[Excerpts from a figure dataset]
============================================================

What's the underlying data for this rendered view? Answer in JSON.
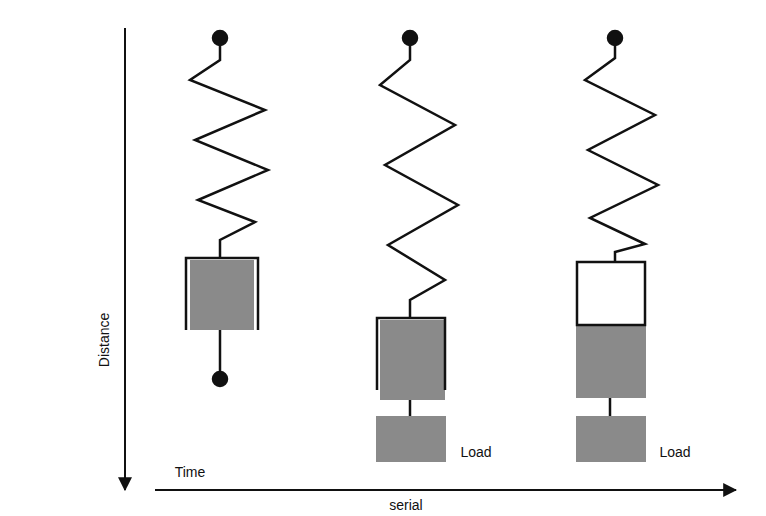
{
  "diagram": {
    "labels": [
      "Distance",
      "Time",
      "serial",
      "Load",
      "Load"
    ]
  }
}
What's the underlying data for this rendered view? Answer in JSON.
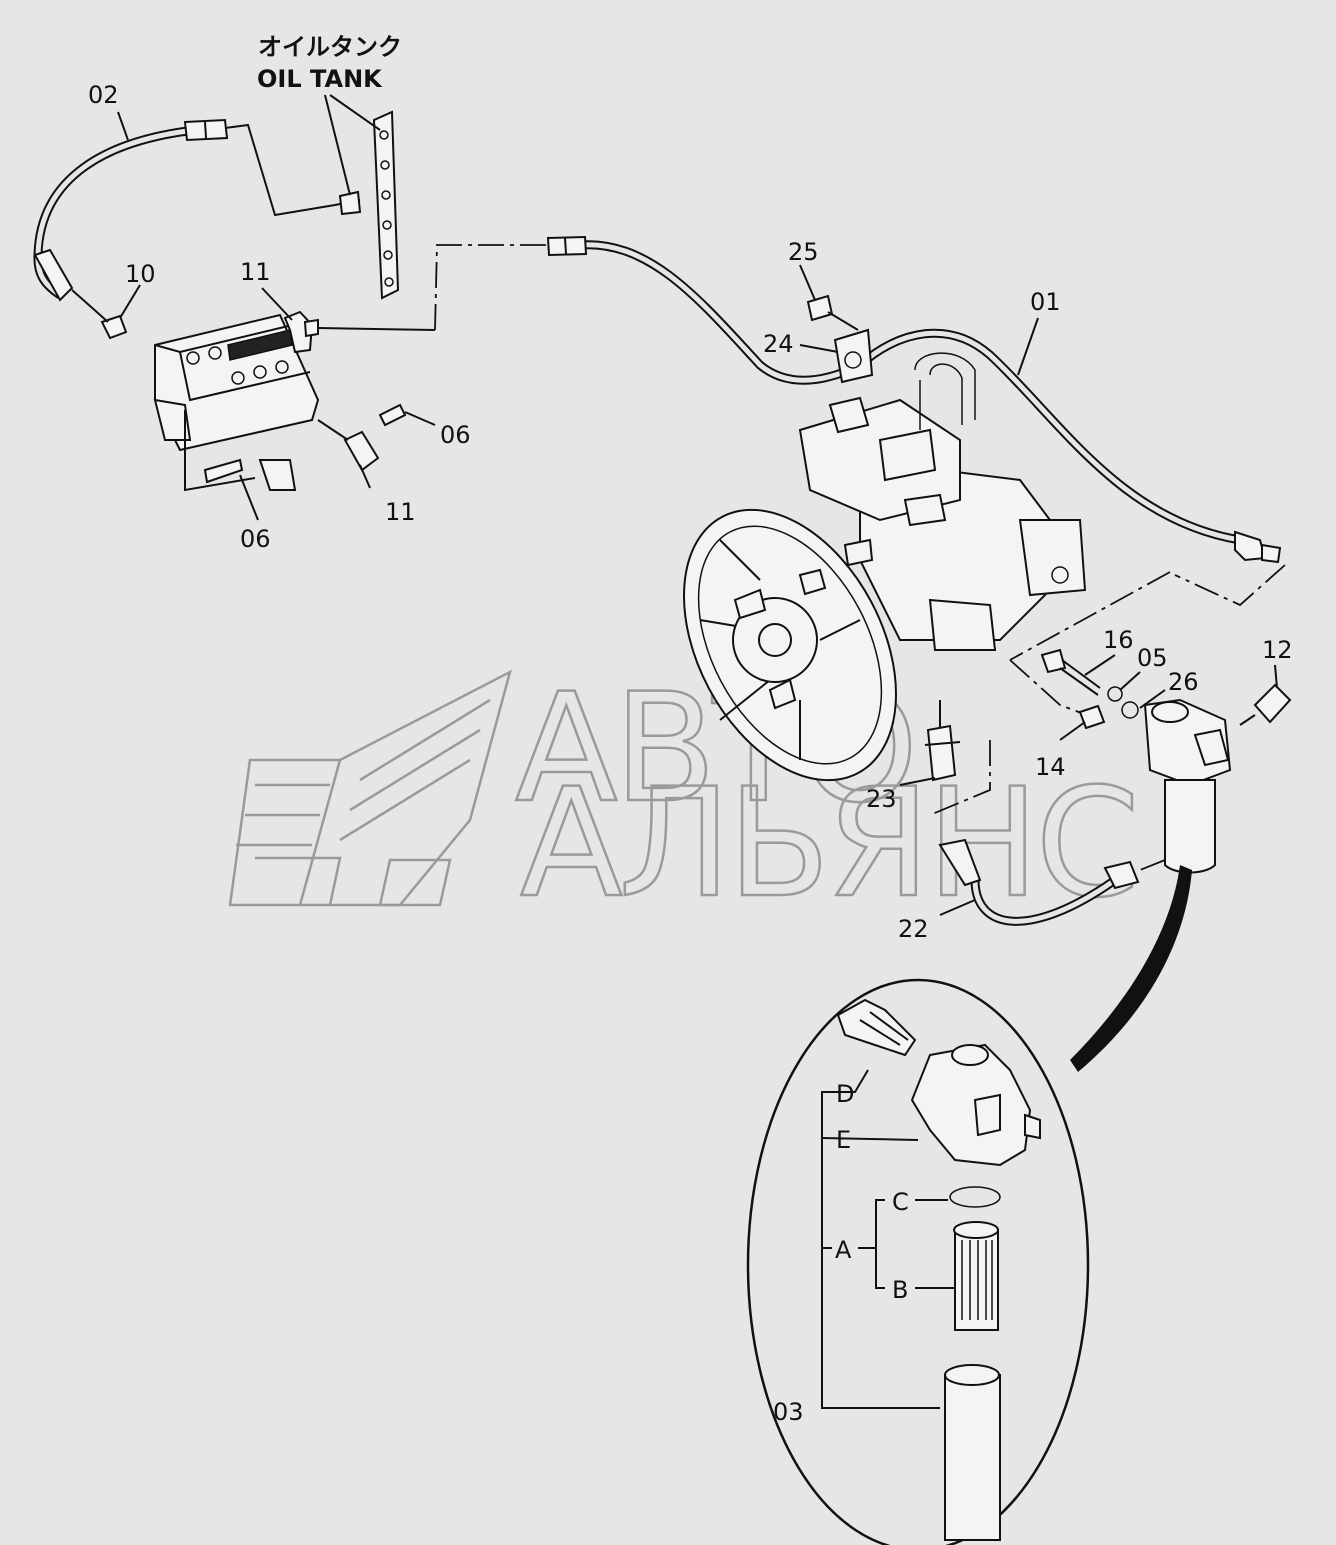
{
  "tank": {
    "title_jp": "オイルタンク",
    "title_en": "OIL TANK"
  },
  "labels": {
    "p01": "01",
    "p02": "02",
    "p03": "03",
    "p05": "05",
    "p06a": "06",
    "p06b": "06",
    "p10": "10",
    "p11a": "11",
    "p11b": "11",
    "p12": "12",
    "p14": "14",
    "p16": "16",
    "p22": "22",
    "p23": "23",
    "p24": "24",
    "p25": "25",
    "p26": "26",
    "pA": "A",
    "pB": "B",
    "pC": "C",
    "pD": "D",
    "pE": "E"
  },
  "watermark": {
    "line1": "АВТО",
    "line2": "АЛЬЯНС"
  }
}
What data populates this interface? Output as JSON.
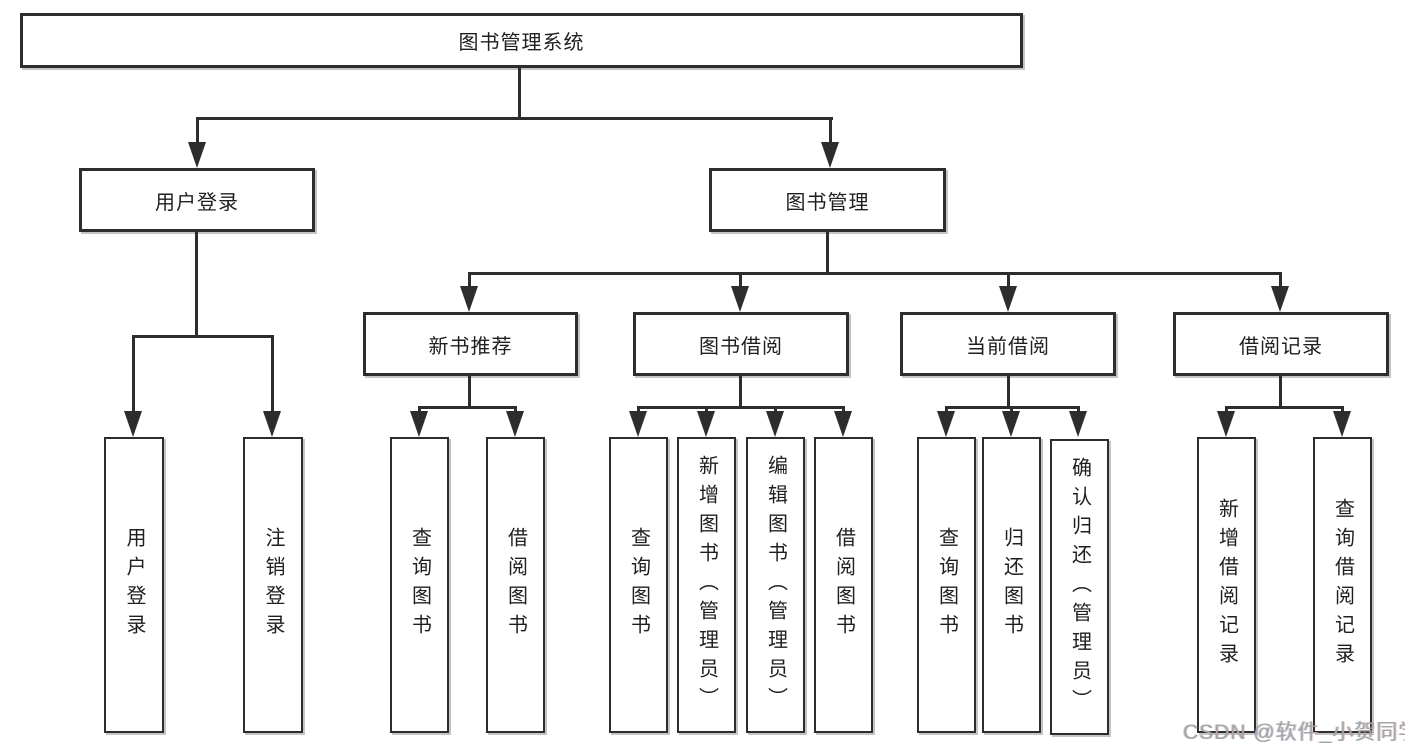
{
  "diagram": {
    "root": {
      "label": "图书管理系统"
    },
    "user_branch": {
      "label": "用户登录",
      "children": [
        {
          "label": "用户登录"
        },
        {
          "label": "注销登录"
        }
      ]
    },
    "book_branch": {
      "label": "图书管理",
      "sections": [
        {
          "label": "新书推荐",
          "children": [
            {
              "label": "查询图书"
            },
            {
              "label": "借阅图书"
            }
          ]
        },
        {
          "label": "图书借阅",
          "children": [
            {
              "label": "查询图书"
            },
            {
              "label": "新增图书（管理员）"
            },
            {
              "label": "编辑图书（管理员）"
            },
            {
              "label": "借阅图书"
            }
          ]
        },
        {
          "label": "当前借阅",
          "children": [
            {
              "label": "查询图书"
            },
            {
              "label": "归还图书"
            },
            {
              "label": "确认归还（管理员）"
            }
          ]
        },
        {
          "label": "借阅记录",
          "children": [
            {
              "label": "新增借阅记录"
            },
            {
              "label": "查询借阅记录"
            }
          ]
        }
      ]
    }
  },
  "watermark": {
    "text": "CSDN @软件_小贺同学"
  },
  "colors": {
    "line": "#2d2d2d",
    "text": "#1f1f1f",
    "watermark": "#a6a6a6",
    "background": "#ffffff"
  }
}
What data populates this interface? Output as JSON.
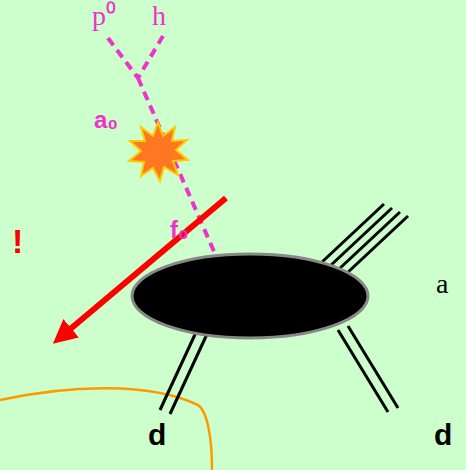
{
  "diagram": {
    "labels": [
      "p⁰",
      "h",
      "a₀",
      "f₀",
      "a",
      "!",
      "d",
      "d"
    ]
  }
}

============================================================

▸ DIRECTION: Give an exact reproduction of every line, leaving out any picture.

▸ COMPLETED TASK:
What's the underlying data for this rendered view? Answer in JSON.
{
  "diagram": {
    "labels": [
      "Distance",
      "Time",
      "serial",
      "Load",
      "Load"
    ]
  }
}
What's the underlying data for this rendered view? Answer in JSON.
{
  "tank": {
    "title_jp": "オイルタンク",
    "title_en": "OIL TANK"
  },
  "labels": {
    "p01": "01",
    "p02": "02",
    "p03": "03",
    "p05": "05",
    "p06a": "06",
    "p06b": "06",
    "p10": "10",
    "p11a": "11",
    "p11b": "11",
    "p12": "12",
    "p14": "14",
    "p16": "16",
    "p22": "22",
    "p23": "23",
    "p24": "24",
    "p25": "25",
    "p26": "26",
    "pA": "A",
    "pB": "B",
    "pC": "C",
    "pD": "D",
    "pE": "E"
  },
  "watermark": {
    "line1": "АВТО",
    "line2": "АЛЬЯНС"
  }
}
What data populates this interface? Output as JSON.
{
  "diagram": {
    "root": {
      "label": "图书管理系统"
    },
    "user_branch": {
      "label": "用户登录",
      "children": [
        {
          "label": "用户登录"
        },
        {
          "label": "注销登录"
        }
      ]
    },
    "book_branch": {
      "label": "图书管理",
      "sections": [
        {
          "label": "新书推荐",
          "children": [
            {
              "label": "查询图书"
            },
            {
              "label": "借阅图书"
            }
          ]
        },
        {
          "label": "图书借阅",
          "children": [
            {
              "label": "查询图书"
            },
            {
              "label": "新增图书（管理员）"
            },
            {
              "label": "编辑图书（管理员）"
            },
            {
              "label": "借阅图书"
            }
          ]
        },
        {
          "label": "当前借阅",
          "children": [
            {
              "label": "查询图书"
            },
            {
              "label": "归还图书"
            },
            {
              "label": "确认归还（管理员）"
            }
          ]
        },
        {
          "label": "借阅记录",
          "children": [
            {
              "label": "新增借阅记录"
            },
            {
              "label": "查询借阅记录"
            }
          ]
        }
      ]
    }
  },
  "watermark": {
    "text": "CSDN @软件_小贺同学"
  },
  "colors": {
    "line": "#2d2d2d",
    "text": "#1f1f1f",
    "watermark": "#a6a6a6",
    "background": "#ffffff"
  }
}
What data populates this interface? Output as JSON.
{
  "diagram": {
    "labels": [
      "p⁰",
      "h",
      "a₀",
      "f₀",
      "a",
      "!",
      "d",
      "d"
    ]
  }
}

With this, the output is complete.